Task requirements
Exact copies are required of the lines from the line containing "Output a JSON" through the final line of the listing, both included, and of no other lines.

Stored data entries
▬▬▬▬▬▬▬▬▬▬

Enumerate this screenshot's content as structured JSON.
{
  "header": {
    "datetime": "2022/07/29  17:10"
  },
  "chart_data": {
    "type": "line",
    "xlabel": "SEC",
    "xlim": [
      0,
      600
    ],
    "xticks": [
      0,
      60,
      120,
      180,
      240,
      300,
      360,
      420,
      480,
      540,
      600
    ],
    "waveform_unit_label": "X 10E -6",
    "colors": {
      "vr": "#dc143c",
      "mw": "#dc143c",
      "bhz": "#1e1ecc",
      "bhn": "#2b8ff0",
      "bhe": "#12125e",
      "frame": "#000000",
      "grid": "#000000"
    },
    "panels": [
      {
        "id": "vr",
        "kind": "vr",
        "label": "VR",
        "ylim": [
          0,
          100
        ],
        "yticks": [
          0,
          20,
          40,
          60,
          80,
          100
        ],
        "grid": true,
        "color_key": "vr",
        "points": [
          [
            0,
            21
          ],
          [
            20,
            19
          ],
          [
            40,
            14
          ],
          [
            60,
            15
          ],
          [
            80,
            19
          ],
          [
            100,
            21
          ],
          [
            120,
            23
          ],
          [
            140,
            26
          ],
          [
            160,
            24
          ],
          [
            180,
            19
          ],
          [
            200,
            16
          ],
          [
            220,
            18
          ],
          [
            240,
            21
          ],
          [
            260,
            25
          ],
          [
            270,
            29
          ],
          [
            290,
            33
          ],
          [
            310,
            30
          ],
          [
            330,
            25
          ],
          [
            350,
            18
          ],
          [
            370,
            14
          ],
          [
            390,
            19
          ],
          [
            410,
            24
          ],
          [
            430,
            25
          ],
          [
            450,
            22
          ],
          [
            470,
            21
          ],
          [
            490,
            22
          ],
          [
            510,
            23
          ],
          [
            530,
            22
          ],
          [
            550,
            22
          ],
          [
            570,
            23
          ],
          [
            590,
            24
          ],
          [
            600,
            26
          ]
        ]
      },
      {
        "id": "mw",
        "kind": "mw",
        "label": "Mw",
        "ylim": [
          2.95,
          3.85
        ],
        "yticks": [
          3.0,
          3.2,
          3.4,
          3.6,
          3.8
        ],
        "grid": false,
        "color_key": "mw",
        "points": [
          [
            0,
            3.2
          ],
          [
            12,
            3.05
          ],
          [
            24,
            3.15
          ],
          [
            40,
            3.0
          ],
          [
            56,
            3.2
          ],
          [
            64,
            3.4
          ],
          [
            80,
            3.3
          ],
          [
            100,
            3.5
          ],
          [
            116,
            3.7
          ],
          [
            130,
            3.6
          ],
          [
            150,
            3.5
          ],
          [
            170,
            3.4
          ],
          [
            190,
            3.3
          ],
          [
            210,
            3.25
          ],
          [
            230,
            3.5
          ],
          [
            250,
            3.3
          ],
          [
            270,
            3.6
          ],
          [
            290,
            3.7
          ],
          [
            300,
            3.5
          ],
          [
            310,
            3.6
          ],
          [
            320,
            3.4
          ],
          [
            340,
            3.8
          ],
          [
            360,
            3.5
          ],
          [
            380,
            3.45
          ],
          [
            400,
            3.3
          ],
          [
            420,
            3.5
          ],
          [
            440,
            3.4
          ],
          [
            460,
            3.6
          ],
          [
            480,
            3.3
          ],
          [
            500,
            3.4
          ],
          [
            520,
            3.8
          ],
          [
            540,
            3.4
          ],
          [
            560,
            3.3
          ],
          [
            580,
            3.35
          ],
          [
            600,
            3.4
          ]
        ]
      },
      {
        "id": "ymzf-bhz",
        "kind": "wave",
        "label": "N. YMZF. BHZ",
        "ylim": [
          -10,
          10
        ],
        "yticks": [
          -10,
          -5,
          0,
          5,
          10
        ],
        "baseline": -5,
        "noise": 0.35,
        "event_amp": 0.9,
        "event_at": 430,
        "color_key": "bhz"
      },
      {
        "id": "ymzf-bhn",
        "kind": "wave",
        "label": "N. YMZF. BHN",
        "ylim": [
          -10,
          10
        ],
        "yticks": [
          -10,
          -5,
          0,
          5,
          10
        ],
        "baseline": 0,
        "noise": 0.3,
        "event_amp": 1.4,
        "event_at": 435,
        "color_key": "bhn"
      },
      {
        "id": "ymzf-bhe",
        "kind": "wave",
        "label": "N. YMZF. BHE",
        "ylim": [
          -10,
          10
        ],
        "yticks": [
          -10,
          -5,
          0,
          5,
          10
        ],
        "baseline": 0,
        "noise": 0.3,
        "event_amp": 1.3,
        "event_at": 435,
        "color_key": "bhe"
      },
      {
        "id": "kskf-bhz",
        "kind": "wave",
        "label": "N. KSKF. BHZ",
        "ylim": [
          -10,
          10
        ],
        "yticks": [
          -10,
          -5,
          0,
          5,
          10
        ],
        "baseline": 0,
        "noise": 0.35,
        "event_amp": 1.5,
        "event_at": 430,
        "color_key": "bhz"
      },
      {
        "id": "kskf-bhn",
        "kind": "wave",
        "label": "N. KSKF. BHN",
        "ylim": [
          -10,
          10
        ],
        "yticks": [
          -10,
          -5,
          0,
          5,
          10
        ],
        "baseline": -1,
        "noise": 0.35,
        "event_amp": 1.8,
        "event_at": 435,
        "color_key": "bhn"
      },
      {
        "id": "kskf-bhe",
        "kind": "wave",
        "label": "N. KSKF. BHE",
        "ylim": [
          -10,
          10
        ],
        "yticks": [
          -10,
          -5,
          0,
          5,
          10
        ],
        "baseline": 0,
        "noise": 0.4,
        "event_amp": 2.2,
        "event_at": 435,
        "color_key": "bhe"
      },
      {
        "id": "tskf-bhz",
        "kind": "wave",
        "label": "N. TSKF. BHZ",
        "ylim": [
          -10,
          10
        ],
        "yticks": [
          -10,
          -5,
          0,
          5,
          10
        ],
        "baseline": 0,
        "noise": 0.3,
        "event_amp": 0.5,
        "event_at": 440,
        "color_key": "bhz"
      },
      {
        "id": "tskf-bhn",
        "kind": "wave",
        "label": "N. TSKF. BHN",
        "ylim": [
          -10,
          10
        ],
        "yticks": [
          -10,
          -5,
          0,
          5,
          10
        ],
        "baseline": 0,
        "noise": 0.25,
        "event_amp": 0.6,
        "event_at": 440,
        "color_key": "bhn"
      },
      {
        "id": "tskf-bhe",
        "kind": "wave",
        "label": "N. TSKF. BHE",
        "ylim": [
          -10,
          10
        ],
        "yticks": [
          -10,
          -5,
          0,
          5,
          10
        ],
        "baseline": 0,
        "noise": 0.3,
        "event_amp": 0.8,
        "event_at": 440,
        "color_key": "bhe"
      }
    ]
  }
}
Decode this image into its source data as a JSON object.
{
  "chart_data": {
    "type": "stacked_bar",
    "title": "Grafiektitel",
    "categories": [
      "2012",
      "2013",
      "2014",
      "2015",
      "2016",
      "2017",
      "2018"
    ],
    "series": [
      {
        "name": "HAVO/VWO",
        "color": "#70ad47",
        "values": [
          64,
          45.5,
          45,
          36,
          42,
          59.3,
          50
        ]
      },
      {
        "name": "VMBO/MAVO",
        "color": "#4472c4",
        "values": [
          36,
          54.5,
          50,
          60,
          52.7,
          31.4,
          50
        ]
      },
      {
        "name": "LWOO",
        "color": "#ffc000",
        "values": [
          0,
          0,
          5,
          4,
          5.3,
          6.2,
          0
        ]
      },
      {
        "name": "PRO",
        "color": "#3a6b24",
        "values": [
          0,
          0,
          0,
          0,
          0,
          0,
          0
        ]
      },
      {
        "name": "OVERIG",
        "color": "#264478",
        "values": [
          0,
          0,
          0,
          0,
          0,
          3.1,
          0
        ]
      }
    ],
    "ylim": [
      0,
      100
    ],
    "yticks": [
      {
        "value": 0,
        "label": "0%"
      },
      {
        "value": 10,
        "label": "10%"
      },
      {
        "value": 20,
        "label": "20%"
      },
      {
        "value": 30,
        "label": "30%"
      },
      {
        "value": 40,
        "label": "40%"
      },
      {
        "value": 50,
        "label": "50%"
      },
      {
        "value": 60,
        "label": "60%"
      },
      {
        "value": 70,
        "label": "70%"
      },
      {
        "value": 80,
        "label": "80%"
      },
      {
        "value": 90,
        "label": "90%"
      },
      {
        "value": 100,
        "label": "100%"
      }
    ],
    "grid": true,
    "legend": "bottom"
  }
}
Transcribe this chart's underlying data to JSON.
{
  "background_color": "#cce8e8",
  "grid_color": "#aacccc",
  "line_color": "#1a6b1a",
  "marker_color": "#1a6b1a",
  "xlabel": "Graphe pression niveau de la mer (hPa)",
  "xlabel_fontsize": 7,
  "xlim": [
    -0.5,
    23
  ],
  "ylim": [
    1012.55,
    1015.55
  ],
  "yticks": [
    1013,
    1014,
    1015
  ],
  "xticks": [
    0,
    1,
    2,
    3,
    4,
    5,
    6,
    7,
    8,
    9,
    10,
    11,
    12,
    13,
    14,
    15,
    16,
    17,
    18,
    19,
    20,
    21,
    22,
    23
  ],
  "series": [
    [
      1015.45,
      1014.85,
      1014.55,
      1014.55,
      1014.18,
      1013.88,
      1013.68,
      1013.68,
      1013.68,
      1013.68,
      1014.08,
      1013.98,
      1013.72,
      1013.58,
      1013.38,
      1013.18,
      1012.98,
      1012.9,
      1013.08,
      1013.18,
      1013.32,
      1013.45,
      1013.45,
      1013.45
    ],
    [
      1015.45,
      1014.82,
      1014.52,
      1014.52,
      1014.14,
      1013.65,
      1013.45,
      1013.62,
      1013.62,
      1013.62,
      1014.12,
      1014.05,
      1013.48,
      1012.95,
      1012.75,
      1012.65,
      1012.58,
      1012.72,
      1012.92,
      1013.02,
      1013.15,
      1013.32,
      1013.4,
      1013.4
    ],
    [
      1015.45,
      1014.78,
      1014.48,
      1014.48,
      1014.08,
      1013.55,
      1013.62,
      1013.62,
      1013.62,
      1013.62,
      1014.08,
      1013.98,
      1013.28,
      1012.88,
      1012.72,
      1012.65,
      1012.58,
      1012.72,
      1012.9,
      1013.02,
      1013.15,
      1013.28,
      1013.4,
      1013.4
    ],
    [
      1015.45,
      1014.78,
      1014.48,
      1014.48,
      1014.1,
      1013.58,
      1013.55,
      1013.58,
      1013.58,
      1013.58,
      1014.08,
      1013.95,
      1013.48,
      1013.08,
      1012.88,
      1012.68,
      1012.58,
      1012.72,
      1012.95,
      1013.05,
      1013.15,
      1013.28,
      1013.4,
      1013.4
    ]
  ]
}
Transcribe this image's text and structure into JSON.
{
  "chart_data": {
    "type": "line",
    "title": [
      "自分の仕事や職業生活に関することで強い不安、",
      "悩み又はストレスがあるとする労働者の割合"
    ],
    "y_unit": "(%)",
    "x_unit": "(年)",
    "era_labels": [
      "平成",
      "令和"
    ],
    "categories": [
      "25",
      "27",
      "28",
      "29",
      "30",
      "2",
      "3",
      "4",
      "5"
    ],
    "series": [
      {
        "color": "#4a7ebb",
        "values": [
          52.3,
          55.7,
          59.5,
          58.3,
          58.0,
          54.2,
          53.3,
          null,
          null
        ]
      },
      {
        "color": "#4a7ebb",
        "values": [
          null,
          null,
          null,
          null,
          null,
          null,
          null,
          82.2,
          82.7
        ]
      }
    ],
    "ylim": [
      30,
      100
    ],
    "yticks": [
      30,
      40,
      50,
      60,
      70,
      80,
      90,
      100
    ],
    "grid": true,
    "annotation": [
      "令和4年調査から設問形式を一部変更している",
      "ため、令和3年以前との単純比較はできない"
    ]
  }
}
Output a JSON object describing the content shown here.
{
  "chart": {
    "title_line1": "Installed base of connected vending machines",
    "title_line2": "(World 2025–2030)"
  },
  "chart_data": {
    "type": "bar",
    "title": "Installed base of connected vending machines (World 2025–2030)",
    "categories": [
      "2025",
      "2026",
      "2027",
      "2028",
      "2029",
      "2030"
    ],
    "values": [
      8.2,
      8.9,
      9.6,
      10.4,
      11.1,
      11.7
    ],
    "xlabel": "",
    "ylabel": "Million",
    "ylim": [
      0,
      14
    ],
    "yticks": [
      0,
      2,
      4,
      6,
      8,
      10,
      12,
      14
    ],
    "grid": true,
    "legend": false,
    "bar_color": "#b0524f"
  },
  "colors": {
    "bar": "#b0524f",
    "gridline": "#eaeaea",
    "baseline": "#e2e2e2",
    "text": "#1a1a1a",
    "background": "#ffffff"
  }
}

▬▬▬▬▬▬▬▬▬▬

Result for this task
Output a JSON object describing the content shown here.
{
  "chart": {
    "title_line1": "Installed base of connected vending machines",
    "title_line2": "(World 2025–2030)"
  },
  "chart_data": {
    "type": "bar",
    "title": "Installed base of connected vending machines (World 2025–2030)",
    "categories": [
      "2025",
      "2026",
      "2027",
      "2028",
      "2029",
      "2030"
    ],
    "values": [
      8.2,
      8.9,
      9.6,
      10.4,
      11.1,
      11.7
    ],
    "xlabel": "",
    "ylabel": "Million",
    "ylim": [
      0,
      14
    ],
    "yticks": [
      0,
      2,
      4,
      6,
      8,
      10,
      12,
      14
    ],
    "grid": true,
    "legend": false,
    "bar_color": "#b0524f"
  },
  "colors": {
    "bar": "#b0524f",
    "gridline": "#eaeaea",
    "baseline": "#e2e2e2",
    "text": "#1a1a1a",
    "background": "#ffffff"
  }
}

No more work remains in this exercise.